* [REQUIRED TASK]: From the entries below, copy out every line with "this" in it.

----- DATA FOR PROCESSING

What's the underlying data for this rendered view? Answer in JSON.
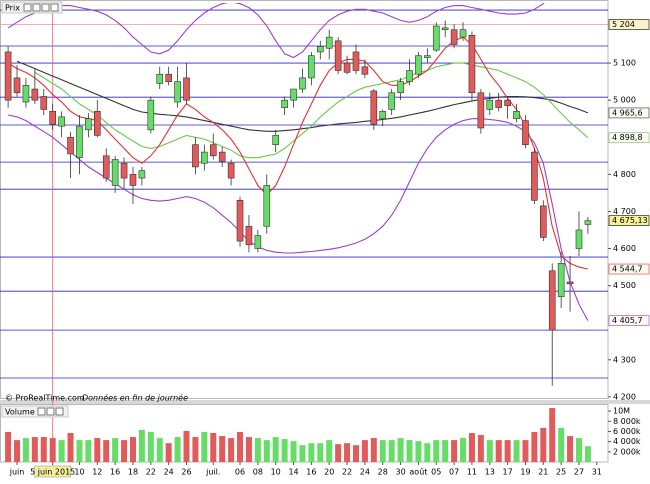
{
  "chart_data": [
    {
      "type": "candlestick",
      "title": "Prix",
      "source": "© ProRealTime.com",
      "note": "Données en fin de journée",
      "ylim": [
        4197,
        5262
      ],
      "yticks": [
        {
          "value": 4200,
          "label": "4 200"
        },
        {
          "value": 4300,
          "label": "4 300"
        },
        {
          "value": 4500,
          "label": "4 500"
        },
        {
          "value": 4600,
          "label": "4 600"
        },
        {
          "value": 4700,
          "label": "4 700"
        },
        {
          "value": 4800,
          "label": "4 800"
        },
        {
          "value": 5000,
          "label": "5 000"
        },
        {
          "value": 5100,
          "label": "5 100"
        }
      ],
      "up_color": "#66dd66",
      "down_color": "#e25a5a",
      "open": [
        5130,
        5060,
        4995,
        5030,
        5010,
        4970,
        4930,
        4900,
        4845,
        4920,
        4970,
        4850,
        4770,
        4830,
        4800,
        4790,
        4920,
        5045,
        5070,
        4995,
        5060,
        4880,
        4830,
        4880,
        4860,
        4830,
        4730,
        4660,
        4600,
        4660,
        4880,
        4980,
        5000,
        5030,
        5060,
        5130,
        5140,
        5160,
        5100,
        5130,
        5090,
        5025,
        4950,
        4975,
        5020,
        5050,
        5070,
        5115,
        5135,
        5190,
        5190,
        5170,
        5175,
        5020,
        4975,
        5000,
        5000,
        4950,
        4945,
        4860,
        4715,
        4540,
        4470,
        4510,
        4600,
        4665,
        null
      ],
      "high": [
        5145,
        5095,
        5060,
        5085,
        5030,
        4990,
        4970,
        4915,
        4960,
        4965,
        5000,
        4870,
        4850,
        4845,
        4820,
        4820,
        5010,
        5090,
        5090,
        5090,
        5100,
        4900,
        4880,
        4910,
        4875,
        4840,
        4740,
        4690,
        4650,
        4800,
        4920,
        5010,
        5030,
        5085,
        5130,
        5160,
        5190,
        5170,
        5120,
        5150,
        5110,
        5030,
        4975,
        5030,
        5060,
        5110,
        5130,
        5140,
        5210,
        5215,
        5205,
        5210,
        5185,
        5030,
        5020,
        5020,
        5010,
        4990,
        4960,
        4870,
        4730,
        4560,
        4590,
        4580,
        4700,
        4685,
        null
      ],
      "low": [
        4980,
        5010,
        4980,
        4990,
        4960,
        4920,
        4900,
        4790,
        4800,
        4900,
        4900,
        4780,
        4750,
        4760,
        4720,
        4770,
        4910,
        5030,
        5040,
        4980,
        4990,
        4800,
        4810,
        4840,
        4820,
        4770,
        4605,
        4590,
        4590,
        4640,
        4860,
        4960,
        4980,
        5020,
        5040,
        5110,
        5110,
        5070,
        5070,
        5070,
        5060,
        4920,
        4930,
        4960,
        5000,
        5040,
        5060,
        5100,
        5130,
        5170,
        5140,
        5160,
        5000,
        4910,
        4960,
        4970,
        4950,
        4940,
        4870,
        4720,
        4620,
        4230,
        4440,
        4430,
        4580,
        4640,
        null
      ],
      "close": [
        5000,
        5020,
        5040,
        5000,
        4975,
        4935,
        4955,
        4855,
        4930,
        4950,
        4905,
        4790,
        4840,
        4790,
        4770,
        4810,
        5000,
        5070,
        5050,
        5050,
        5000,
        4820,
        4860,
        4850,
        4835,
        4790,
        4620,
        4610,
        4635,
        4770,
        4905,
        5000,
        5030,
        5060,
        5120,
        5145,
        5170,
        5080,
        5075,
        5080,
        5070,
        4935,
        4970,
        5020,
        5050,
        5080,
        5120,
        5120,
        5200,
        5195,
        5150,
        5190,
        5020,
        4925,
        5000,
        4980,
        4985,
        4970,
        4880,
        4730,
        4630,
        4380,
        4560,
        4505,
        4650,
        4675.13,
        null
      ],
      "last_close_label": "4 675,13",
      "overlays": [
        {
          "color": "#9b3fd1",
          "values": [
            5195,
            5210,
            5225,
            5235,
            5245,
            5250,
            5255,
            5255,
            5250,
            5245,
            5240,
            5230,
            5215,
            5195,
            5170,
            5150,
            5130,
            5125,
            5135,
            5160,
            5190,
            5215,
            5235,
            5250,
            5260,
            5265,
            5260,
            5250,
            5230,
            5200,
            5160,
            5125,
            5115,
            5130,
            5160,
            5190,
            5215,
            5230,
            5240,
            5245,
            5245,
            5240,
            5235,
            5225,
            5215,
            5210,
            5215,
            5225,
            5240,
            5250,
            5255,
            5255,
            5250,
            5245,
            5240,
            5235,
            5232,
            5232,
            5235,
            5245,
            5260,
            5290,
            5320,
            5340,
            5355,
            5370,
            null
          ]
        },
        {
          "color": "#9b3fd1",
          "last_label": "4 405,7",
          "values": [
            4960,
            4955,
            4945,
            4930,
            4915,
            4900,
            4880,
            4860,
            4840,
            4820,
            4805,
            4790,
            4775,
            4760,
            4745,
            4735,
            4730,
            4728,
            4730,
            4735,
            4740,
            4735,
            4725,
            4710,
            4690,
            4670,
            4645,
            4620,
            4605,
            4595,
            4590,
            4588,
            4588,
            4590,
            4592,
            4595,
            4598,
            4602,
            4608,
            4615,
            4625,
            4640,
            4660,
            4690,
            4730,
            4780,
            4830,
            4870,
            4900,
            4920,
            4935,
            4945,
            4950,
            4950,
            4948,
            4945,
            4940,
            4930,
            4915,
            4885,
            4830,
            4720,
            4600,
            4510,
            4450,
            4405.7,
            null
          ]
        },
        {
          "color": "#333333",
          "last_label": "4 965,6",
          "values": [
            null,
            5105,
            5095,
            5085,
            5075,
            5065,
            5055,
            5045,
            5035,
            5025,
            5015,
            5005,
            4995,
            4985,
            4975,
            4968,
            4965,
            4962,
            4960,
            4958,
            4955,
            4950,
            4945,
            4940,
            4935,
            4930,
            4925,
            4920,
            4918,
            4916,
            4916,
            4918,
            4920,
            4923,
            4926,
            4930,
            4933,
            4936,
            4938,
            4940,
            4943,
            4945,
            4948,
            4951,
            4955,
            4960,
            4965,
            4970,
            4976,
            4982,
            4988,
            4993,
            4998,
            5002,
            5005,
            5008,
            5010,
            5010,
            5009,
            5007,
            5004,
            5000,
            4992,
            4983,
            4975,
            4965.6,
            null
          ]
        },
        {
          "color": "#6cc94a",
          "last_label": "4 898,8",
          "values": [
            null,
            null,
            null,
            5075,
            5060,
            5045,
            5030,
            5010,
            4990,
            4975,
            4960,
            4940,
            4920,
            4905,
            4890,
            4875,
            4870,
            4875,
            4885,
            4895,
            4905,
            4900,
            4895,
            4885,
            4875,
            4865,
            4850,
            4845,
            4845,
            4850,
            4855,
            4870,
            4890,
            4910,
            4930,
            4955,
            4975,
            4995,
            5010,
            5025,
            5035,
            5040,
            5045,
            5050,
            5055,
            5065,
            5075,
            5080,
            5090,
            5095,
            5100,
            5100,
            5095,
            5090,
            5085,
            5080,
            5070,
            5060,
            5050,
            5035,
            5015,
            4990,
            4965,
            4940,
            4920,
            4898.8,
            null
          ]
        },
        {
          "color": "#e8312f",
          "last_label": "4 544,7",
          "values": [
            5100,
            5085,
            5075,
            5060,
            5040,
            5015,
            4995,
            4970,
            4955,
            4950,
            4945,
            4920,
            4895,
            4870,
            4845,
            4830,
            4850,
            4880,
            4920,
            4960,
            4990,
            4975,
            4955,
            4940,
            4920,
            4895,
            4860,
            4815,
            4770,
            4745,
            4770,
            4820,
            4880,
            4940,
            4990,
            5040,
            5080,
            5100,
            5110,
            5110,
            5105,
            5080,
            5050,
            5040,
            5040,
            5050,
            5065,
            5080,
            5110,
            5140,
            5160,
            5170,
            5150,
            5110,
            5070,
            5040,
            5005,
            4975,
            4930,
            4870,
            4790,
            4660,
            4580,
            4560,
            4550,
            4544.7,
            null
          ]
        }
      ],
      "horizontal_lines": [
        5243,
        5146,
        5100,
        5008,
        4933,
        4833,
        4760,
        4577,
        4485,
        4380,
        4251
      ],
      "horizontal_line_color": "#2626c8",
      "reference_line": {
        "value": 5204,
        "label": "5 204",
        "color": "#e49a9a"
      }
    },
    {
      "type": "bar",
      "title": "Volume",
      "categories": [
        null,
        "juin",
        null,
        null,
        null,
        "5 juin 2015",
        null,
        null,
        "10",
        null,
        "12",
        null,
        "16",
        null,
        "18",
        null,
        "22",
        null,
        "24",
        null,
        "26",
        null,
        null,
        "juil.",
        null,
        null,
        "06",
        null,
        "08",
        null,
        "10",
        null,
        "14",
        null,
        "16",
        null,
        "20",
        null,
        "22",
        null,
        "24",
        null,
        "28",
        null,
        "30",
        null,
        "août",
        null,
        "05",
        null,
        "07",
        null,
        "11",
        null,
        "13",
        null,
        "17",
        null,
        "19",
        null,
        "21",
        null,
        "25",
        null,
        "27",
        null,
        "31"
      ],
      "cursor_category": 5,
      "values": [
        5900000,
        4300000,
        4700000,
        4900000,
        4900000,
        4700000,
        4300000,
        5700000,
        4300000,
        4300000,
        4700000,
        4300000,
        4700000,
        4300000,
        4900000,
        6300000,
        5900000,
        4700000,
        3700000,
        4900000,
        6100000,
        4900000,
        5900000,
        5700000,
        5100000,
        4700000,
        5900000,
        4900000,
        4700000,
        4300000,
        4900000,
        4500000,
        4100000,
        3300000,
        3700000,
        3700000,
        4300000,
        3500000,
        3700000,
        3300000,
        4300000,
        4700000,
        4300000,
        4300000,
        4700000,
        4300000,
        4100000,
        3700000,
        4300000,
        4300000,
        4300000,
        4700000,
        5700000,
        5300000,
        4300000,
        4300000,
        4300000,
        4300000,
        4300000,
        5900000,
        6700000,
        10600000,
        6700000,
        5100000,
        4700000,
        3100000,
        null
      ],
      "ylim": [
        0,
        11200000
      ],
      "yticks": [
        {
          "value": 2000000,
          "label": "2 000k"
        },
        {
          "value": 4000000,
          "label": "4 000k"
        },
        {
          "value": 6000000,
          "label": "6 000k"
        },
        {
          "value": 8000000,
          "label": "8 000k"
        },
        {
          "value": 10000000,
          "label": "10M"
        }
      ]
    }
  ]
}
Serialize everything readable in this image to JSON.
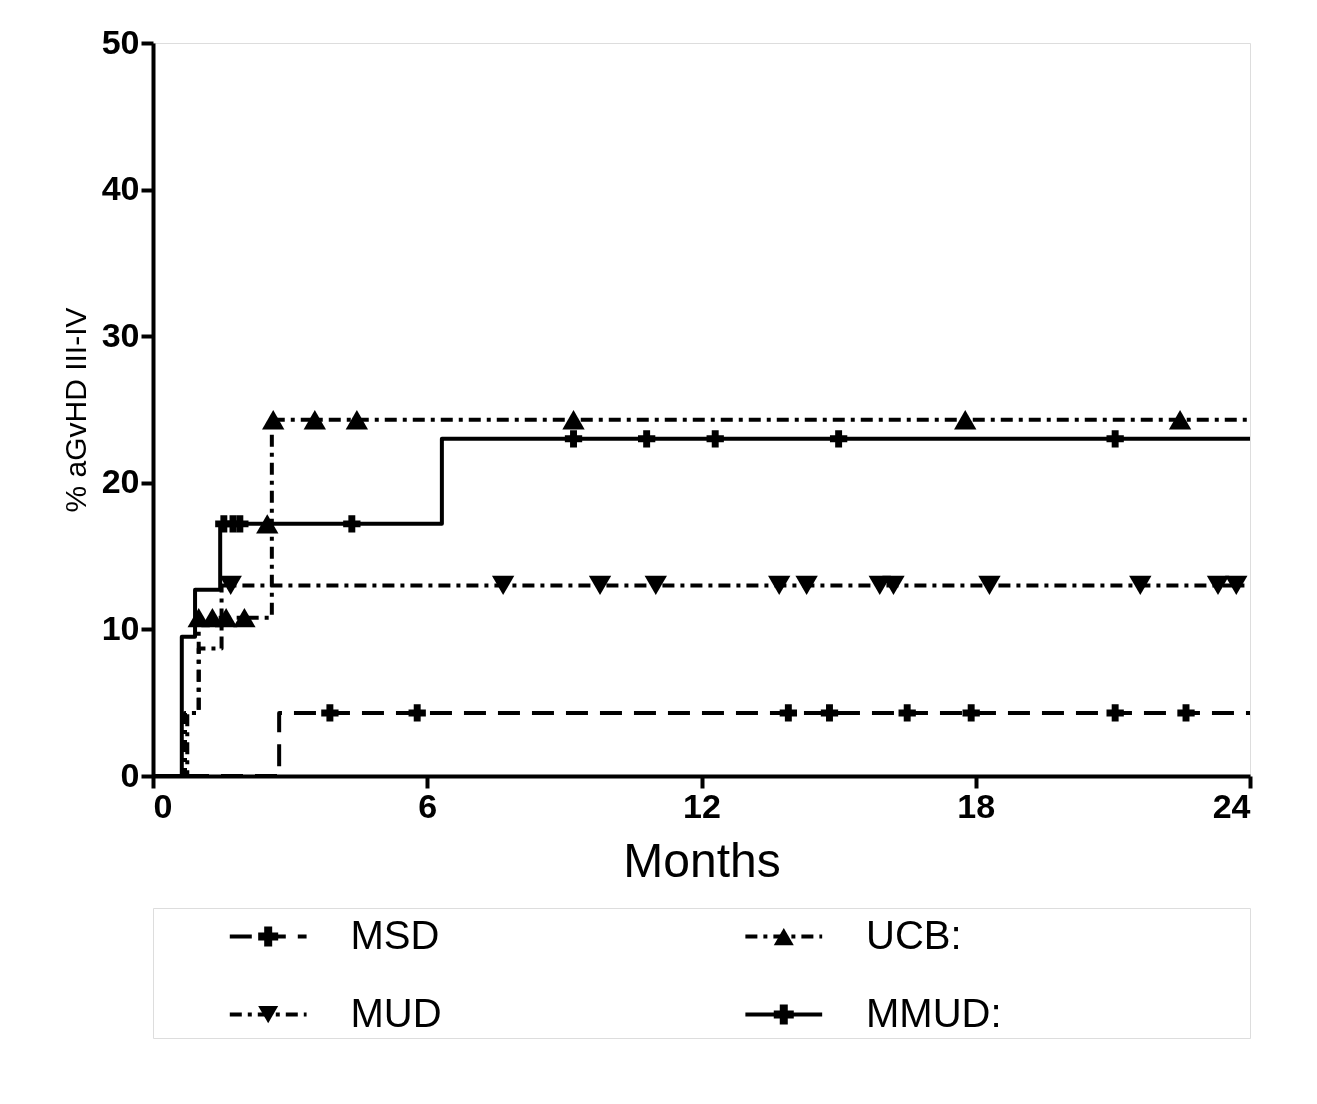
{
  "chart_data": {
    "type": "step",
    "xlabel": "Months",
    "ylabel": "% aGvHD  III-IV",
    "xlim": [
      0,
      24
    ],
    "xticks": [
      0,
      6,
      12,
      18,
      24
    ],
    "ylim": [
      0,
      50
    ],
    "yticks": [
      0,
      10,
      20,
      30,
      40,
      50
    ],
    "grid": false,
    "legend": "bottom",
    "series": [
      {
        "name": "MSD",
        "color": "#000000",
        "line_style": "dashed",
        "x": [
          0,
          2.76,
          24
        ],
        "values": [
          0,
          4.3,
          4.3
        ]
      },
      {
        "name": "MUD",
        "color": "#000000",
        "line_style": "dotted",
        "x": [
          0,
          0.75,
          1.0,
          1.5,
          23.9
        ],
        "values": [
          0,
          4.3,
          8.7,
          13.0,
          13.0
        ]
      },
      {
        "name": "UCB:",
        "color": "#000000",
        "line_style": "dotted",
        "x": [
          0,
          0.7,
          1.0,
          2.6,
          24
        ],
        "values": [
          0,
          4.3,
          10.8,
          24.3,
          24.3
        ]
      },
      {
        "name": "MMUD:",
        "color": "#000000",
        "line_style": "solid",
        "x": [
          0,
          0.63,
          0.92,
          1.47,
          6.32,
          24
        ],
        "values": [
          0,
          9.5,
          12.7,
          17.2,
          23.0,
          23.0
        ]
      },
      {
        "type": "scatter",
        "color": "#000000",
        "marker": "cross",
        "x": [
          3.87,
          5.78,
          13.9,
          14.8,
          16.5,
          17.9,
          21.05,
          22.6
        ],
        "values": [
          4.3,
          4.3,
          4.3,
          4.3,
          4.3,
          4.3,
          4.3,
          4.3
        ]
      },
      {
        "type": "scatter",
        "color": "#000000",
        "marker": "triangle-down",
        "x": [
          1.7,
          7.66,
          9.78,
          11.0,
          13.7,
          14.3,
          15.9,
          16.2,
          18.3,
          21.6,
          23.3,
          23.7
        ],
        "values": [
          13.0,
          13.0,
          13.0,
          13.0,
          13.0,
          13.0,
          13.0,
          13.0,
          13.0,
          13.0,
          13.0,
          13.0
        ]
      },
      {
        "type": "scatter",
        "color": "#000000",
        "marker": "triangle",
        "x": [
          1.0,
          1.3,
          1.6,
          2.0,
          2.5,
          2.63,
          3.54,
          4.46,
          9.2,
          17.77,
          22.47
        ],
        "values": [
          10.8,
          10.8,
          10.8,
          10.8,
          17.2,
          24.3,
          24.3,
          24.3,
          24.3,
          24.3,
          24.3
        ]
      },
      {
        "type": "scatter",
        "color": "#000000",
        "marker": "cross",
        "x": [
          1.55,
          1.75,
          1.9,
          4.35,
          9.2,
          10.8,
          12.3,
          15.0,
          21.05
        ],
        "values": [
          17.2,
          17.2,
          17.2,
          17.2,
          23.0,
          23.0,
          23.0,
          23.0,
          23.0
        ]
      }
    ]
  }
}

----------

* [SOLUTION]:
What's the underlying data for this rendered view? Answer in JSON.
Serialize everything readable in this image to JSON.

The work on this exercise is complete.